• **SELECTION**:
# # # # #

What she loves to do it sit on the couch for hours and play with her iPad. All I ask if her to get up for thirty minutes a day and exercise. Then I get pushback that she is "so busy" and that I don't understand how busy her life is running a house. I mentioned above that we live with my wonderful mother-in-law who does way more than her share of the household work. My wife could, easily, find 30 minutes per day to exercise. She choses not to.

Another example, my wife will buy a cake and it will be gone in less than 24 hours. A cake with 2500 calories! If I confront her about this (and I often don't because I don't want the headache) she gets defensive or ends up crying. I just don't understand it.

Another question was are my kids obese? No, not at all. They are both active and healthy. They are well fed and junk food, while not completely cut out, is monitored carefully.


----------



## CanadaBoy (Nov 5, 2013)

I have asked my wife on a number of occasions to speak with her doctor about her weight and she won't do it. 

I have asked her to see a counselor, she won't do it.

I have offered to go to counselling with her, she won't do it.

The other thing is she doesn't present as classically depressed (from what I can tell). She gets out of bed every day. She does accomplish certain things, mostly to do with our children.

But she leaves pretty much all the housework to my mother-in-law (because she doesn't like housework or laundry). And my mother-in-law, who's a saint, grumbles slightly every so often about how much time my wife spends on the iPad or watching TV.

I know my wife has anxiety issues. She beats up on herself for being a "bad person".

I just don't know how to get her to get herself some help.


----------



## justonelife (Jul 29, 2010)

Sometimes the best way to love someone is with some tough love. It sounds like you and your MIL cater to your wife and tip toe around some pretty obvious problems. It's time to stop doing that and get your wife the help she needs. That will be painful for all of you but your wife clearly isn't going to change on her own. You need to step up as her husband and lead the way.


----------



## mablenc (Feb 26, 2013)

Depression can be hidden, i really think something is wrong in regards tp mental health.

However why not see if she wants to go to a bariatric doctor. They know how to deal with her feelings and with her weight. This is supervised weight loss. No criticizing, educational and has results. They won't make her feel worse. Insurance normally doesn't cover but, it may depending on how bad her health is affected. Its worth the money if it's not. They will run labwork too and give her a physical chek up at the beginning.

# # # # #

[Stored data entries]
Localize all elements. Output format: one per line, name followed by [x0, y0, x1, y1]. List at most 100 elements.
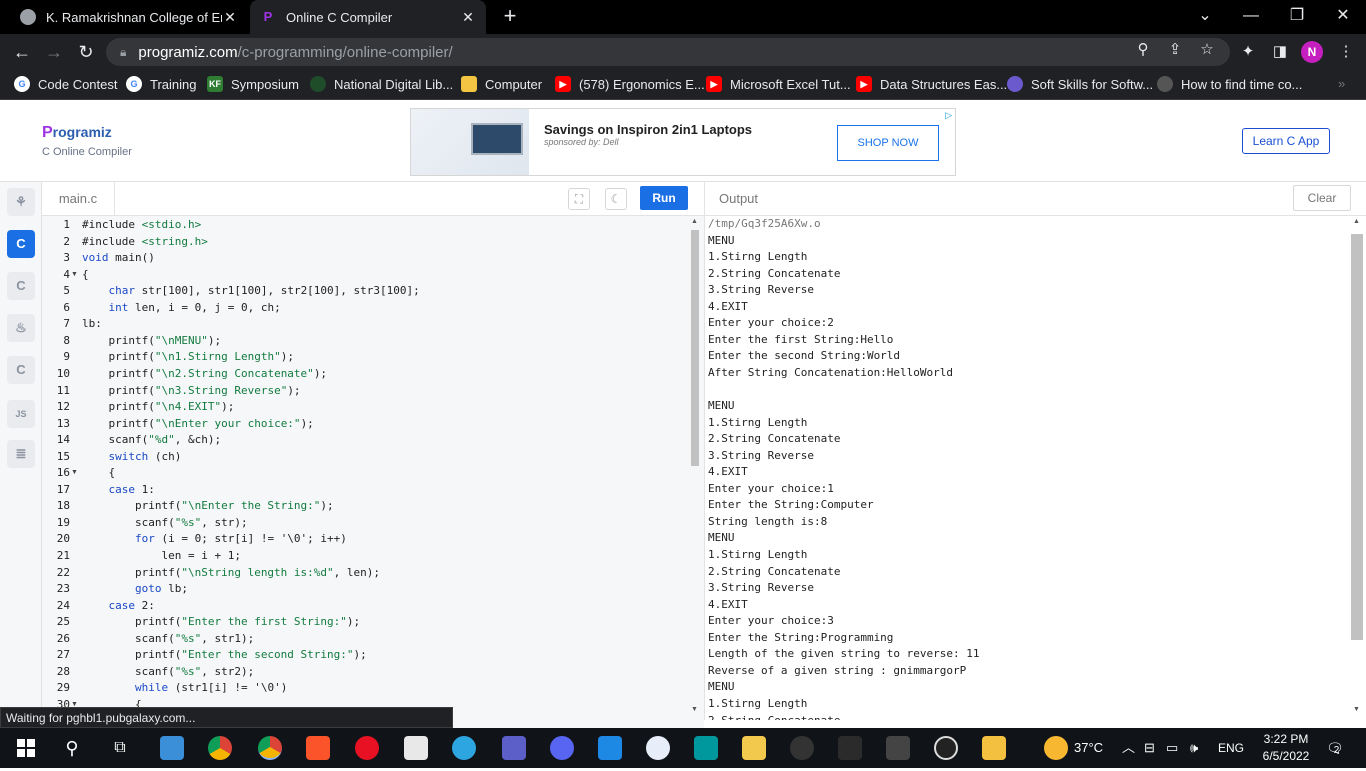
- csharp-icon[interactable]: C: [7, 356, 35, 384]
- volume-icon[interactable]: 🕪︎: [1190, 728, 1198, 768]
- arduino-icon[interactable]: [694, 736, 718, 760]
- code-line[interactable]: void main(): [82, 251, 155, 264]
- bookmark-item[interactable]: ▶ Microsoft Excel Tut...: [706, 76, 851, 92]
- address-bar[interactable]: 🔒︎ programiz.com/c-programming/online-co…: [106, 38, 1230, 66]
- reload-icon[interactable]: ↻: [74, 40, 98, 64]
- share-icon[interactable]: ⇪: [1164, 40, 1186, 58]
- code-line[interactable]: scanf("%s", str1);: [82, 632, 254, 645]
- audio-editor-icon[interactable]: [886, 736, 910, 760]
- this-pc-icon[interactable]: [160, 736, 184, 760]
- code-line[interactable]: #include <stdio.h>: [82, 218, 201, 231]
- code-line[interactable]: case 1:: [82, 483, 155, 496]
- fold-arrow-icon[interactable]: ▼: [71, 469, 78, 476]
- tab-search-icon[interactable]: ⌄: [1182, 0, 1228, 34]
- bookmark-item[interactable]: How to find time co...: [1157, 76, 1302, 92]
- code-line[interactable]: goto lb;: [82, 582, 188, 595]
- restore-icon[interactable]: ❐: [1274, 0, 1320, 34]
- code-line[interactable]: while (str1[i] != '\0'): [82, 681, 287, 694]
- python-icon[interactable]: ⚘: [7, 188, 35, 216]
- close-window-icon[interactable]: ✕: [1320, 0, 1366, 34]
- file-explorer-icon[interactable]: [982, 736, 1006, 760]
- bookmark-item[interactable]: ▶ Data Structures Eas...: [856, 76, 1007, 92]
- code-line[interactable]: scanf("%d", &ch);: [82, 433, 221, 446]
- bookmark-item[interactable]: G Training: [126, 76, 196, 92]
- code-line[interactable]: printf("\nEnter your choice:");: [82, 417, 313, 430]
- teams-icon[interactable]: [502, 736, 526, 760]
- menu-icon[interactable]: ⋮: [1334, 40, 1358, 64]
- bookmark-item[interactable]: Computer: [461, 76, 542, 92]
- code-line[interactable]: printf("\n1.Stirng Length");: [82, 350, 293, 363]
- chrome-icon[interactable]: [208, 736, 232, 760]
- search-icon[interactable]: ⚲: [60, 736, 84, 760]
- code-line[interactable]: printf("\nMENU");: [82, 334, 221, 347]
- battery-icon[interactable]: ▭: [1166, 728, 1178, 768]
- language-indicator[interactable]: ENG: [1218, 728, 1244, 768]
- code-line[interactable]: printf("\n2.String Concatenate");: [82, 367, 327, 380]
- zoom-search-icon[interactable]: ⚲: [1132, 40, 1154, 58]
- side-panel-icon[interactable]: ◨: [1268, 40, 1292, 64]
- bookmark-item[interactable]: G Code Contest: [14, 76, 118, 92]
- weather-icon[interactable]: [1044, 736, 1068, 760]
- more-bookmarks-icon[interactable]: »: [1338, 76, 1345, 91]
- c-language-icon[interactable]: C: [7, 230, 35, 258]
- advertisement-banner[interactable]: Savings on Inspiron 2in1 Laptops sponsor…: [410, 108, 956, 176]
- code-editor[interactable]: 1 2 3 4 ▼ 5 6 7 8 9 10 11 12 13 14 15 16 ▼ 17 18 19 20 21 22 23 2…: [42, 216, 704, 728]
- editor-scroll-thumb[interactable]: [691, 230, 699, 466]
- run-button[interactable]: Run: [640, 186, 688, 210]
- brave-icon[interactable]: [306, 736, 330, 760]
- bookmark-item[interactable]: Soft Skills for Softw...: [1007, 76, 1153, 92]
- browser-tab-compiler[interactable]: P Online C Compiler ✕: [250, 0, 486, 34]
- browser-tab-college[interactable]: K. Ramakrishnan College of Engir ✕: [10, 0, 248, 34]
- vscode-icon[interactable]: [598, 736, 622, 760]
- back-icon[interactable]: ←: [10, 40, 34, 64]
- code-line[interactable]: char str[100], str1[100], str2[100], str…: [82, 284, 420, 297]
- adchoices-icon[interactable]: ▷: [945, 110, 952, 121]
- chrome-profile-icon[interactable]: [258, 736, 282, 760]
- programiz-logo[interactable]: Programiz: [42, 124, 112, 142]
- output-scroll-thumb[interactable]: [1351, 234, 1363, 640]
- close-tab-icon[interactable]: ✕: [222, 9, 238, 26]
- profile-avatar[interactable]: N: [1301, 41, 1323, 63]
- code-line[interactable]: {: [82, 466, 115, 479]
- fold-arrow-icon[interactable]: ▼: [71, 271, 78, 278]
- java-icon[interactable]: ♨: [7, 314, 35, 342]
- file-tab-main[interactable]: main.c: [42, 182, 115, 216]
- media-player-icon[interactable]: [355, 736, 379, 760]
- theme-toggle-icon[interactable]: ☾: [605, 188, 627, 210]
- bookmark-item[interactable]: National Digital Lib...: [310, 76, 453, 92]
- ad-shop-now-button[interactable]: SHOP NOW: [837, 125, 939, 161]
- output-console[interactable]: /tmp/Gq3f25A6Xw.o MENU 1.Stirng Length 2.St…: [704, 216, 1366, 720]
- game-app-icon[interactable]: [838, 736, 862, 760]
- learn-c-app-button[interactable]: Learn C App: [1242, 128, 1330, 154]
- notifications-icon[interactable]: 🗨︎2: [1326, 728, 1344, 768]
- calendar-app-icon[interactable]: [742, 736, 766, 760]
- discord-icon[interactable]: [550, 736, 574, 760]
- forward-icon[interactable]: →: [42, 40, 66, 64]
- code-line[interactable]: printf("Enter the first String:");: [82, 615, 360, 628]
- code-line[interactable]: {: [82, 268, 89, 281]
- code-line[interactable]: scanf("%s", str);: [82, 516, 248, 529]
- temperature-text[interactable]: 37°C: [1074, 728, 1103, 768]
- obs-icon[interactable]: [934, 736, 958, 760]
- fullscreen-icon[interactable]: ⛶: [568, 188, 590, 210]
- bookmark-item[interactable]: KF Symposium: [207, 76, 299, 92]
- windows-start-icon[interactable]: [14, 736, 38, 760]
- tray-chevron-icon[interactable]: ︿: [1122, 728, 1135, 768]
- app-icon[interactable]: [646, 736, 670, 760]
- code-line[interactable]: printf("\n4.EXIT");: [82, 400, 234, 413]
- javascript-icon[interactable]: JS: [7, 400, 35, 428]
- extensions-icon[interactable]: ✦: [1236, 40, 1260, 64]
- code-line[interactable]: int len, i = 0, j = 0, ch;: [82, 301, 281, 314]
- code-line[interactable]: #include <string.h>: [82, 235, 208, 248]
- close-tab-icon[interactable]: ✕: [460, 9, 476, 26]
- telegram-icon[interactable]: [452, 736, 476, 760]
- davinci-icon[interactable]: [790, 736, 814, 760]
- code-line[interactable]: len = i + 1;: [82, 549, 240, 562]
- game-icon[interactable]: [404, 736, 428, 760]
- cpp-icon[interactable]: C: [7, 272, 35, 300]
- code-line[interactable]: printf("\nEnter the String:");: [82, 499, 334, 512]
- code-line[interactable]: printf("Enter the second String:");: [82, 648, 367, 661]
- code-line[interactable]: lb:: [82, 317, 102, 330]
- minimize-icon[interactable]: —: [1228, 0, 1274, 34]
- code-line[interactable]: printf("\n3.String Reverse");: [82, 384, 300, 397]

# # # # #

Please retype the part of the forum thread above between "What she loves" and "don't understand it.", inclusive.

• **ANSWER TO THE EXERCISE**:
What she loves to do it sit on the couch for hours and play with her iPad. All I ask if her to get up for thirty minutes a day and exercise. Then I get pushback that she is "so busy" and that I don't understand how busy her life is running a house. I mentioned above that we live with my wonderful mother-in-law who does way more than her share of the household work. My wife could, easily, find 30 minutes per day to exercise. She choses not to.

Another example, my wife will buy a cake and it will be gone in less than 24 hours. A cake with 2500 calories! If I confront her about this (and I often don't because I don't want the headache) she gets defensive or ends up crying. I just don't understand it.